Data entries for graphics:
• • • • •

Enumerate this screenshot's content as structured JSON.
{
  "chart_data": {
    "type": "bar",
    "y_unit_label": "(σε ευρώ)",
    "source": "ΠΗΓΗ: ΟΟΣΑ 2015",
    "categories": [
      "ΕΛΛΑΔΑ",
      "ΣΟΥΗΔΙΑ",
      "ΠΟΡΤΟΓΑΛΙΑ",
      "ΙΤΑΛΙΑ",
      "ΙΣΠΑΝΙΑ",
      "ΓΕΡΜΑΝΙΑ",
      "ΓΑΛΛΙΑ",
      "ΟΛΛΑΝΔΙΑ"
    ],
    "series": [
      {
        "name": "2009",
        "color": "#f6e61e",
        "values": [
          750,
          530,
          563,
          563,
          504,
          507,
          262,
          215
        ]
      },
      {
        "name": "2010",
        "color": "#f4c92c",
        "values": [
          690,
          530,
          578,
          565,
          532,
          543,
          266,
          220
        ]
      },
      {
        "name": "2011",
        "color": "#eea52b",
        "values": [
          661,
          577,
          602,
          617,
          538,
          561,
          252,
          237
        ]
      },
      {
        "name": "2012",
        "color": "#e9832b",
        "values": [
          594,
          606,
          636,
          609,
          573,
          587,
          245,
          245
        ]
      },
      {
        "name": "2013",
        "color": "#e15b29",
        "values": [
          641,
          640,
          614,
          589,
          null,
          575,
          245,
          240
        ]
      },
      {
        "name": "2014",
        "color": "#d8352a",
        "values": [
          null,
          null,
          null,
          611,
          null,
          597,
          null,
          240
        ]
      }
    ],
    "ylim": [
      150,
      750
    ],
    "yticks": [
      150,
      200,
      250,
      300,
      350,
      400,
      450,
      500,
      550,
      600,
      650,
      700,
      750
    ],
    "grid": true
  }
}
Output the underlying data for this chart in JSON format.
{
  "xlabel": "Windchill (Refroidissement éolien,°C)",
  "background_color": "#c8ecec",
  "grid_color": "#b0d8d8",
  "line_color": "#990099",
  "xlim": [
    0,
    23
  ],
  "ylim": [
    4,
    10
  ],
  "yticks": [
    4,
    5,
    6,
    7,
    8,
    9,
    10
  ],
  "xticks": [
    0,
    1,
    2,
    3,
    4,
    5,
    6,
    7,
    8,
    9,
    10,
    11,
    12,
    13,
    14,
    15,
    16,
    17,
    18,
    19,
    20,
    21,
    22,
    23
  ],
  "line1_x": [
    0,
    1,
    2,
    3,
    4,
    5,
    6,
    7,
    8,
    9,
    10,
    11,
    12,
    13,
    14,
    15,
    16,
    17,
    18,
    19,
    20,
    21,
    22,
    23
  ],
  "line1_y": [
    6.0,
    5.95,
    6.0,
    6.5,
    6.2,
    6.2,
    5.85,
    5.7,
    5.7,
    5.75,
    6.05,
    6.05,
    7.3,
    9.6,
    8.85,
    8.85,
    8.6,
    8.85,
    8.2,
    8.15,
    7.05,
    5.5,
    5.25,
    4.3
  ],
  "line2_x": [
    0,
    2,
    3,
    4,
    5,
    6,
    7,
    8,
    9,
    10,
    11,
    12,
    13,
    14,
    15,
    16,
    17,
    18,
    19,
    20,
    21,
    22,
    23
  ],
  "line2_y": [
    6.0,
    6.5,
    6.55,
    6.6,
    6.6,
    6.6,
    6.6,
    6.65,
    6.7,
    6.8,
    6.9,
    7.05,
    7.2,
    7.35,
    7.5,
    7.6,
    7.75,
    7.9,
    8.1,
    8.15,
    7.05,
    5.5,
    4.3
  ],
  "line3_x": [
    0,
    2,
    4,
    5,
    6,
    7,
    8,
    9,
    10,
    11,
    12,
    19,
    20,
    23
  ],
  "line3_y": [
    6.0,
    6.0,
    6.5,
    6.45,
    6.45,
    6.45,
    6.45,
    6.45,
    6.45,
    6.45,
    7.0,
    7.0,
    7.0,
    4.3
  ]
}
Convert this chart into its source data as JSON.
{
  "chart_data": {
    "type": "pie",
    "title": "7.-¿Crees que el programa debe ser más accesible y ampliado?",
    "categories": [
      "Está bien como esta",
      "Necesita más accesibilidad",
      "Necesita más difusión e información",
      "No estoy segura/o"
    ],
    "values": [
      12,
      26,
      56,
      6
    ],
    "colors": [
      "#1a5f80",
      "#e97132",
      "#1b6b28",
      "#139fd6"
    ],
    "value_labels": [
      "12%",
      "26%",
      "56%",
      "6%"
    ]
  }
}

• • • • •

What you are asked to do: Output each record exactly, leaving nothing out.

Answer in full:
Enumerate this screenshot's content as structured JSON.
{
  "chart_data": {
    "type": "bar",
    "y_unit_label": "(σε ευρώ)",
    "source": "ΠΗΓΗ: ΟΟΣΑ 2015",
    "categories": [
      "ΕΛΛΑΔΑ",
      "ΣΟΥΗΔΙΑ",
      "ΠΟΡΤΟΓΑΛΙΑ",
      "ΙΤΑΛΙΑ",
      "ΙΣΠΑΝΙΑ",
      "ΓΕΡΜΑΝΙΑ",
      "ΓΑΛΛΙΑ",
      "ΟΛΛΑΝΔΙΑ"
    ],
    "series": [
      {
        "name": "2009",
        "color": "#f6e61e",
        "values": [
          750,
          530,
          563,
          563,
          504,
          507,
          262,
          215
        ]
      },
      {
        "name": "2010",
        "color": "#f4c92c",
        "values": [
          690,
          530,
          578,
          565,
          532,
          543,
          266,
          220
        ]
      },
      {
        "name": "2011",
        "color": "#eea52b",
        "values": [
          661,
          577,
          602,
          617,
          538,
          561,
          252,
          237
        ]
      },
      {
        "name": "2012",
        "color": "#e9832b",
        "values": [
          594,
          606,
          636,
          609,
          573,
          587,
          245,
          245
        ]
      },
      {
        "name": "2013",
        "color": "#e15b29",
        "values": [
          641,
          640,
          614,
          589,
          null,
          575,
          245,
          240
        ]
      },
      {
        "name": "2014",
        "color": "#d8352a",
        "values": [
          null,
          null,
          null,
          611,
          null,
          597,
          null,
          240
        ]
      }
    ],
    "ylim": [
      150,
      750
    ],
    "yticks": [
      150,
      200,
      250,
      300,
      350,
      400,
      450,
      500,
      550,
      600,
      650,
      700,
      750
    ],
    "grid": true
  }
}
Output the underlying data for this chart in JSON format.
{
  "xlabel": "Windchill (Refroidissement éolien,°C)",
  "background_color": "#c8ecec",
  "grid_color": "#b0d8d8",
  "line_color": "#990099",
  "xlim": [
    0,
    23
  ],
  "ylim": [
    4,
    10
  ],
  "yticks": [
    4,
    5,
    6,
    7,
    8,
    9,
    10
  ],
  "xticks": [
    0,
    1,
    2,
    3,
    4,
    5,
    6,
    7,
    8,
    9,
    10,
    11,
    12,
    13,
    14,
    15,
    16,
    17,
    18,
    19,
    20,
    21,
    22,
    23
  ],
  "line1_x": [
    0,
    1,
    2,
    3,
    4,
    5,
    6,
    7,
    8,
    9,
    10,
    11,
    12,
    13,
    14,
    15,
    16,
    17,
    18,
    19,
    20,
    21,
    22,
    23
  ],
  "line1_y": [
    6.0,
    5.95,
    6.0,
    6.5,
    6.2,
    6.2,
    5.85,
    5.7,
    5.7,
    5.75,
    6.05,
    6.05,
    7.3,
    9.6,
    8.85,
    8.85,
    8.6,
    8.85,
    8.2,
    8.15,
    7.05,
    5.5,
    5.25,
    4.3
  ],
  "line2_x": [
    0,
    2,
    3,
    4,
    5,
    6,
    7,
    8,
    9,
    10,
    11,
    12,
    13,
    14,
    15,
    16,
    17,
    18,
    19,
    20,
    21,
    22,
    23
  ],
  "line2_y": [
    6.0,
    6.5,
    6.55,
    6.6,
    6.6,
    6.6,
    6.6,
    6.65,
    6.7,
    6.8,
    6.9,
    7.05,
    7.2,
    7.35,
    7.5,
    7.6,
    7.75,
    7.9,
    8.1,
    8.15,
    7.05,
    5.5,
    4.3
  ],
  "line3_x": [
    0,
    2,
    4,
    5,
    6,
    7,
    8,
    9,
    10,
    11,
    12,
    19,
    20,
    23
  ],
  "line3_y": [
    6.0,
    6.0,
    6.5,
    6.45,
    6.45,
    6.45,
    6.45,
    6.45,
    6.45,
    6.45,
    7.0,
    7.0,
    7.0,
    4.3
  ]
}
Convert this chart into its source data as JSON.
{
  "chart_data": {
    "type": "pie",
    "title": "7.-¿Crees que el programa debe ser más accesible y ampliado?",
    "categories": [
      "Está bien como esta",
      "Necesita más accesibilidad",
      "Necesita más difusión e información",
      "No estoy segura/o"
    ],
    "values": [
      12,
      26,
      56,
      6
    ],
    "colors": [
      "#1a5f80",
      "#e97132",
      "#1b6b28",
      "#139fd6"
    ],
    "value_labels": [
      "12%",
      "26%",
      "56%",
      "6%"
    ]
  }
}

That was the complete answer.